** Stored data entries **
# # # #
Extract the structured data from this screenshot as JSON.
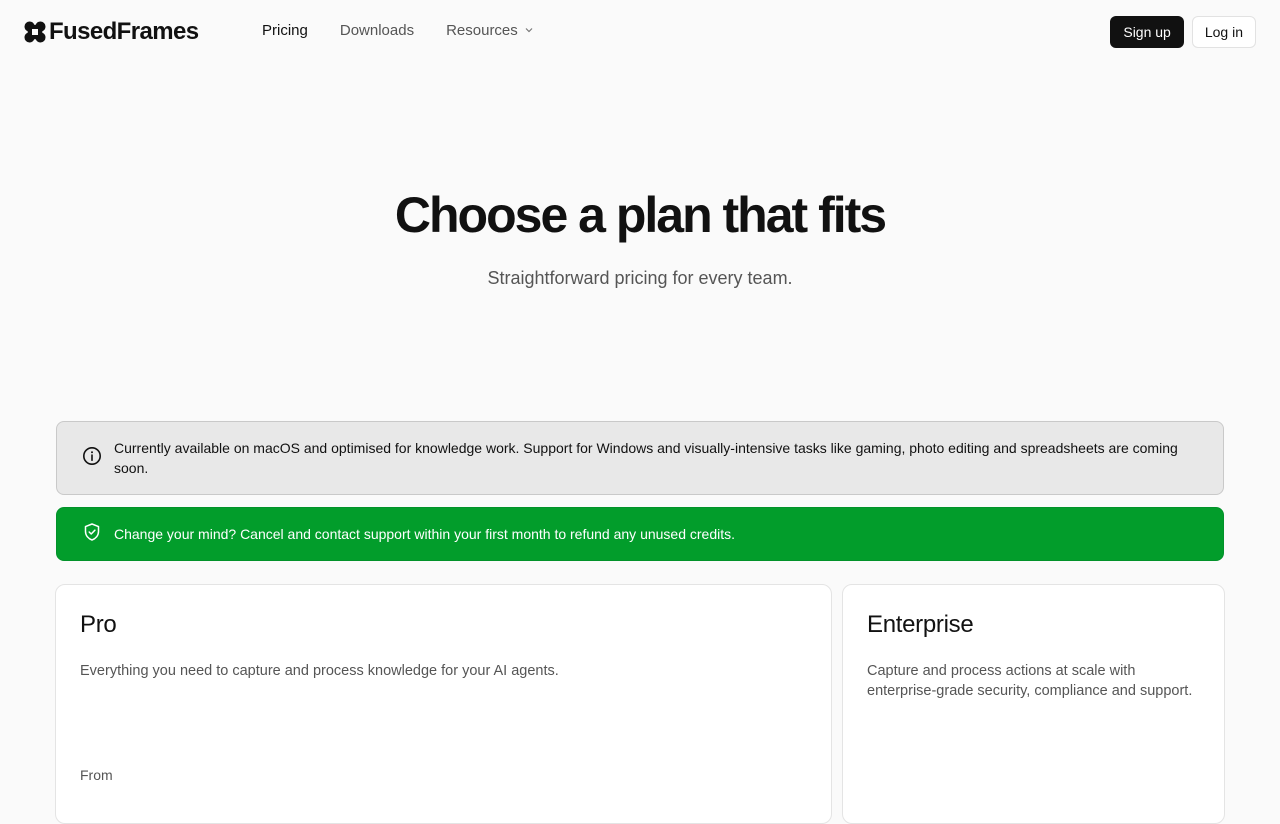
{
  "brand": {
    "name": "FusedFrames"
  },
  "nav": {
    "items": [
      {
        "label": "Pricing",
        "active": true
      },
      {
        "label": "Downloads",
        "active": false
      }
    ],
    "resources_label": "Resources"
  },
  "auth": {
    "signup_label": "Sign up",
    "login_label": "Log in"
  },
  "hero": {
    "title": "Choose a plan that fits",
    "subtitle": "Straightforward pricing for every team."
  },
  "notices": {
    "info": "Currently available on macOS and optimised for knowledge work. Support for Windows and visually-intensive tasks like gaming, photo editing and spreadsheets are coming soon.",
    "success": "Change your mind? Cancel and contact support within your first month to refund any unused credits."
  },
  "plans": [
    {
      "name": "Pro",
      "description": "Everything you need to capture and process knowledge for your AI agents.",
      "price_prefix": "From"
    },
    {
      "name": "Enterprise",
      "description": "Capture and process actions at scale with enterprise-grade security, compliance and support."
    }
  ],
  "colors": {
    "success": "#029d2b",
    "info_bg": "#e8e8e8",
    "primary": "#111111"
  },
  "icons": {
    "logo": "four-lobed-logo-icon",
    "dropdown": "chevron-down-icon",
    "info": "info-circle-icon",
    "success": "shield-check-icon"
  }
}
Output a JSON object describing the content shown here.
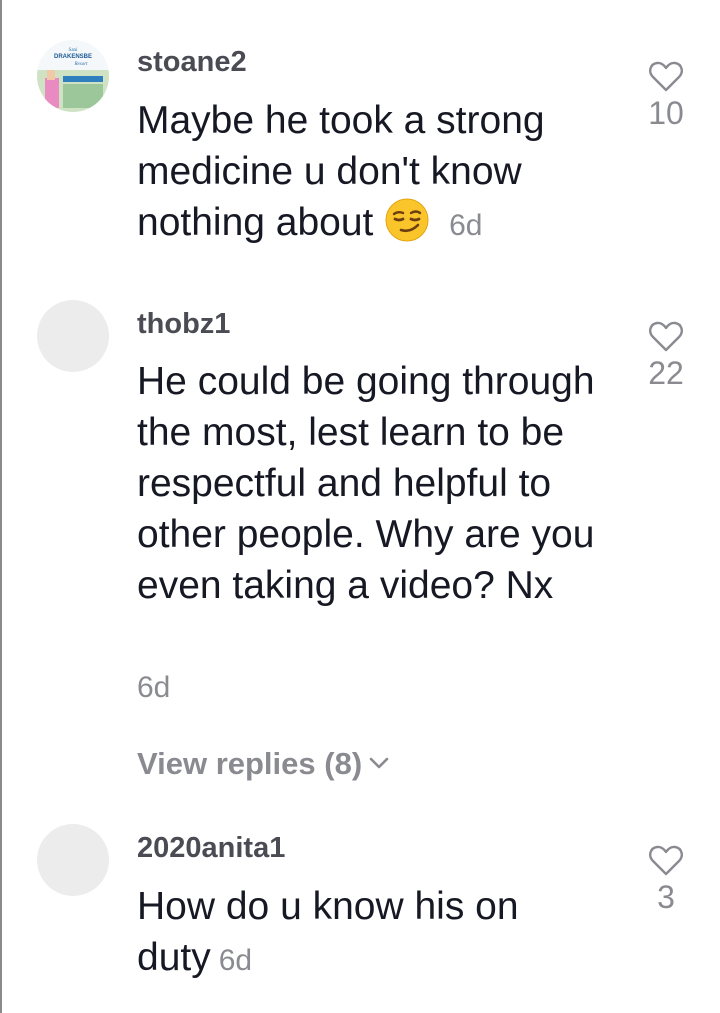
{
  "comments": [
    {
      "username": "stoane2",
      "text": "Maybe he took a strong medicine u don't know nothing about",
      "emoji": "smirking-face",
      "time": "6d",
      "likes": "10",
      "avatar_text_lines": [
        "Sani",
        "DRAKENSBE",
        "Resort"
      ]
    },
    {
      "username": "thobz1",
      "text": "He could be going through the most, lest learn to be respectful and helpful to other people. Why are you even taking a video? Nx",
      "time": "6d",
      "likes": "22",
      "view_replies": "View replies (8)"
    },
    {
      "username": "2020anita1",
      "text": "How do u know his on duty",
      "time": "6d",
      "likes": "3"
    }
  ],
  "icons": {
    "like": "heart-outline-icon",
    "expand": "chevron-down-icon"
  },
  "colors": {
    "text_primary": "#161823",
    "text_secondary": "#8a8b91",
    "username": "#4a4b53",
    "avatar_placeholder": "#ececec"
  }
}
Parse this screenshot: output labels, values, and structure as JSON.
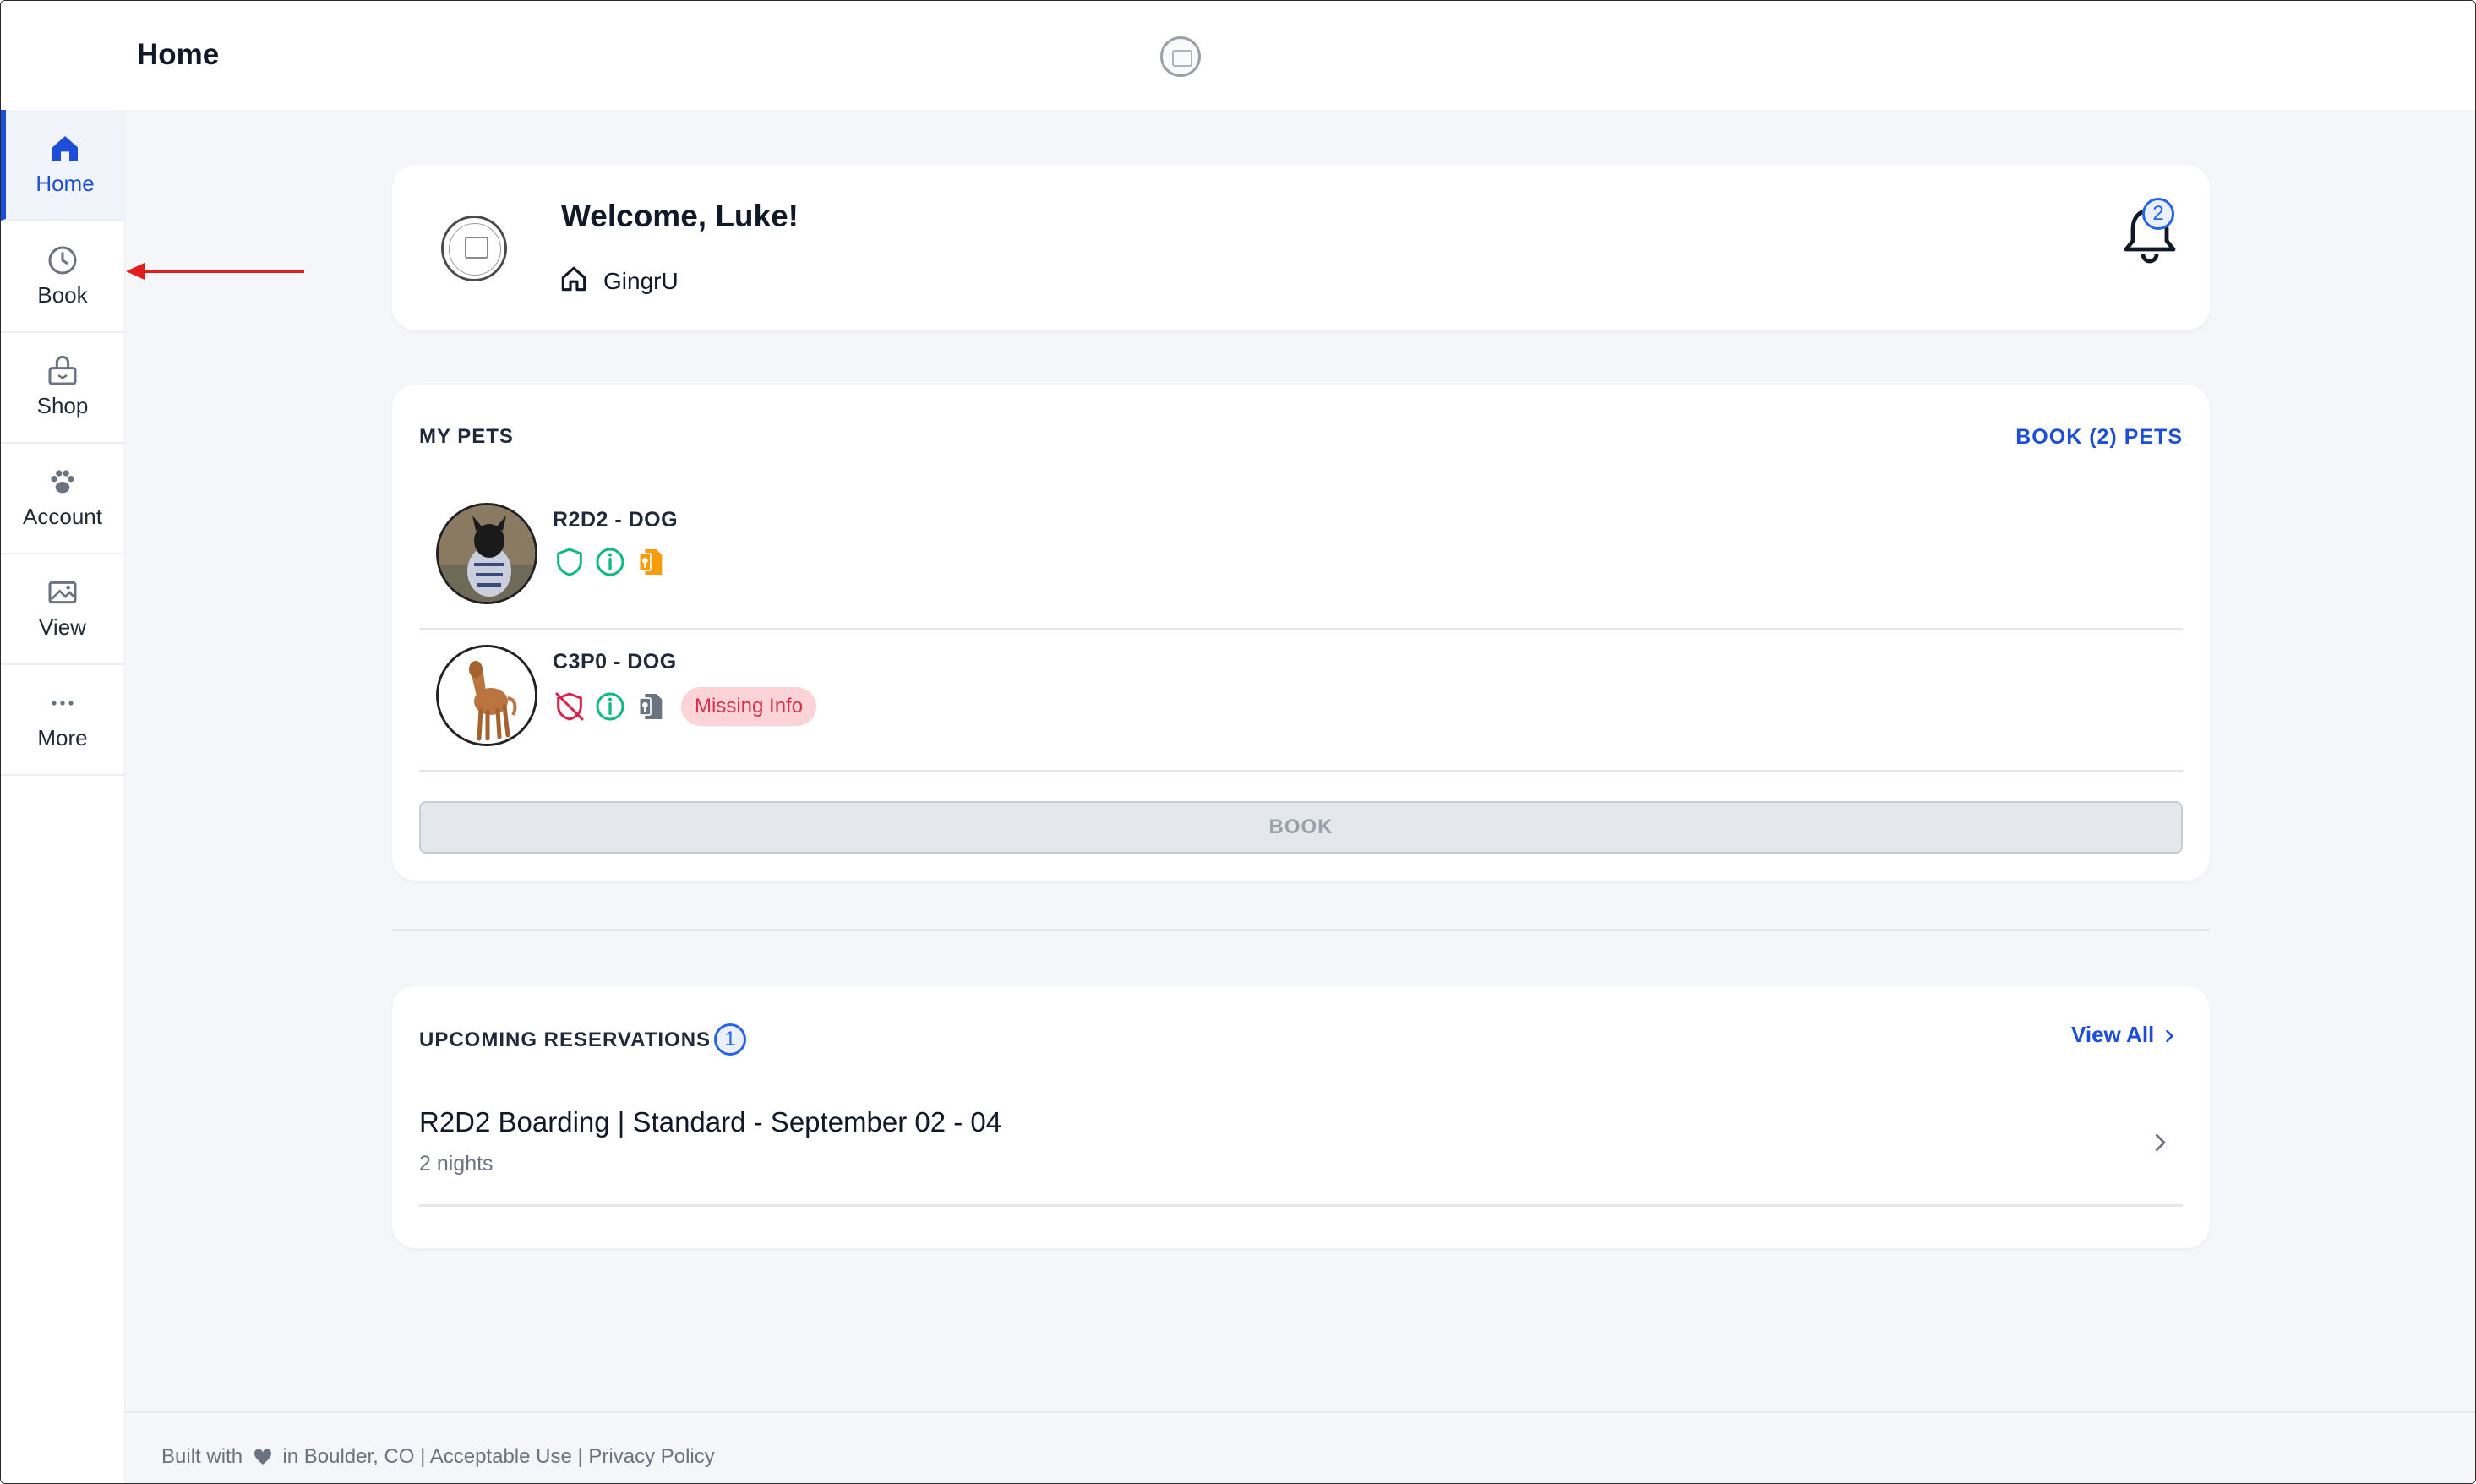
{
  "header": {
    "title": "Home"
  },
  "sidebar": {
    "items": [
      {
        "label": "Home",
        "icon": "home-icon",
        "active": true
      },
      {
        "label": "Book",
        "icon": "clock-icon"
      },
      {
        "label": "Shop",
        "icon": "shop-icon"
      },
      {
        "label": "Account",
        "icon": "paw-icon"
      },
      {
        "label": "View",
        "icon": "gallery-icon"
      },
      {
        "label": "More",
        "icon": "more-dots-icon"
      }
    ]
  },
  "welcome": {
    "title": "Welcome, Luke!",
    "location": "GingrU",
    "notification_count": "2"
  },
  "pets": {
    "section_title": "MY PETS",
    "book_link": "BOOK (2) PETS",
    "items": [
      {
        "name": "R2D2 - DOG",
        "icons": [
          "shield-check-icon",
          "info-icon",
          "document-icon"
        ],
        "badge": ""
      },
      {
        "name": "C3P0 - DOG",
        "icons": [
          "shield-off-icon",
          "info-icon",
          "document-icon"
        ],
        "badge": "Missing Info"
      }
    ],
    "book_button": "BOOK"
  },
  "reservations": {
    "section_title": "UPCOMING RESERVATIONS",
    "count": "1",
    "view_all": "View All",
    "items": [
      {
        "title": "R2D2 Boarding | Standard - September 02 - 04",
        "subtitle": "2 nights"
      }
    ]
  },
  "footer": {
    "prefix": "Built with",
    "suffix": "in Boulder, CO | Acceptable Use | Privacy Policy"
  },
  "colors": {
    "accent": "#1d4ed8",
    "success": "#10b981",
    "warning": "#f59e0b",
    "danger": "#e11d48"
  }
}
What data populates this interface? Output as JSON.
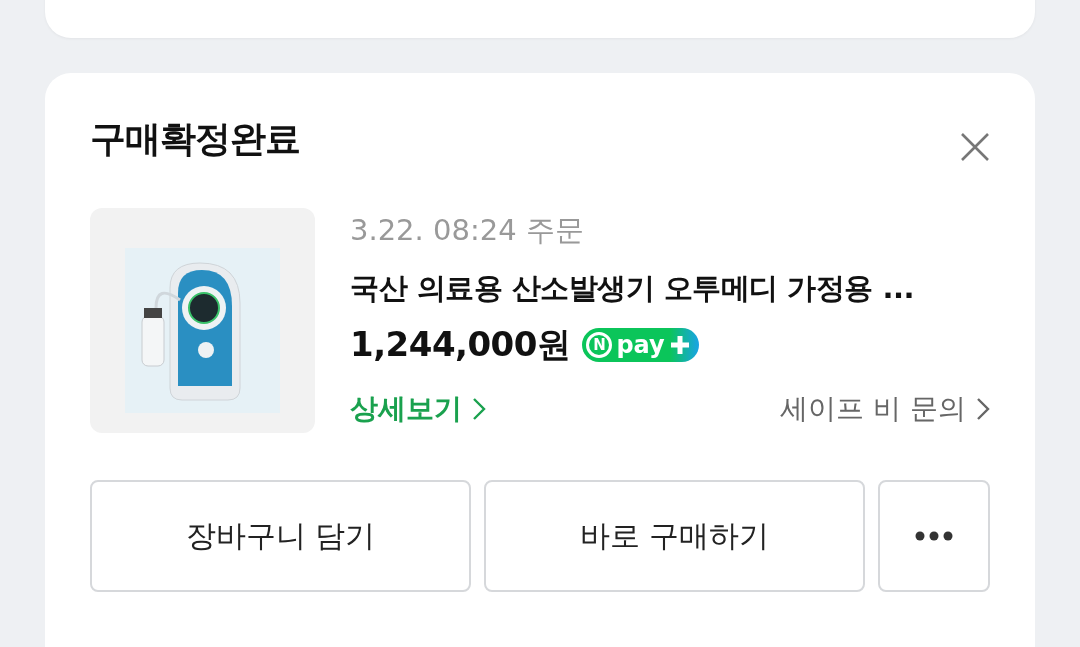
{
  "card": {
    "title": "구매확정완료"
  },
  "order": {
    "date": "3.22. 08:24 주문",
    "product_name": "국산 의료용 산소발생기 오투메디 가정용 ...",
    "price": "1,244,000원",
    "pay_badge": {
      "letter": "N",
      "text": "pay"
    },
    "detail_link": "상세보기",
    "inquiry_link": "세이프 비 문의"
  },
  "buttons": [
    {
      "kind": "text",
      "label": "장바구니 담기"
    },
    {
      "kind": "text",
      "label": "바로 구매하기"
    },
    {
      "kind": "more"
    }
  ]
}
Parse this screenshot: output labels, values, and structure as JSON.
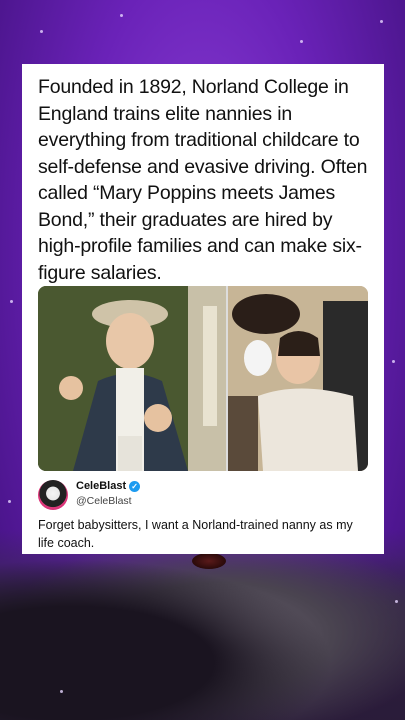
{
  "post": {
    "headline": "Founded in 1892, Norland College in England trains elite nannies in everything from traditional childcare to self-defense and evasive driving. Often called “Mary Poppins meets James Bond,” their graduates are hired by high-profile families and can make six-figure salaries.",
    "author": {
      "name": "CeleBlast",
      "handle": "@CeleBlast",
      "verified_icon": "verified-check-icon"
    },
    "comment": "Forget babysitters, I want a Norland-trained nanny as my life coach."
  },
  "colors": {
    "background": "#6a22b8",
    "card": "#ffffff",
    "verified": "#1d9bf0"
  }
}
# # # #
** What you have to do **
Copy each line above where the string "subtitle" occurs.

** Answer to this exercise **
    "subtitle": "Straightforward pricing for every team."
        "subtitle": "2 nights"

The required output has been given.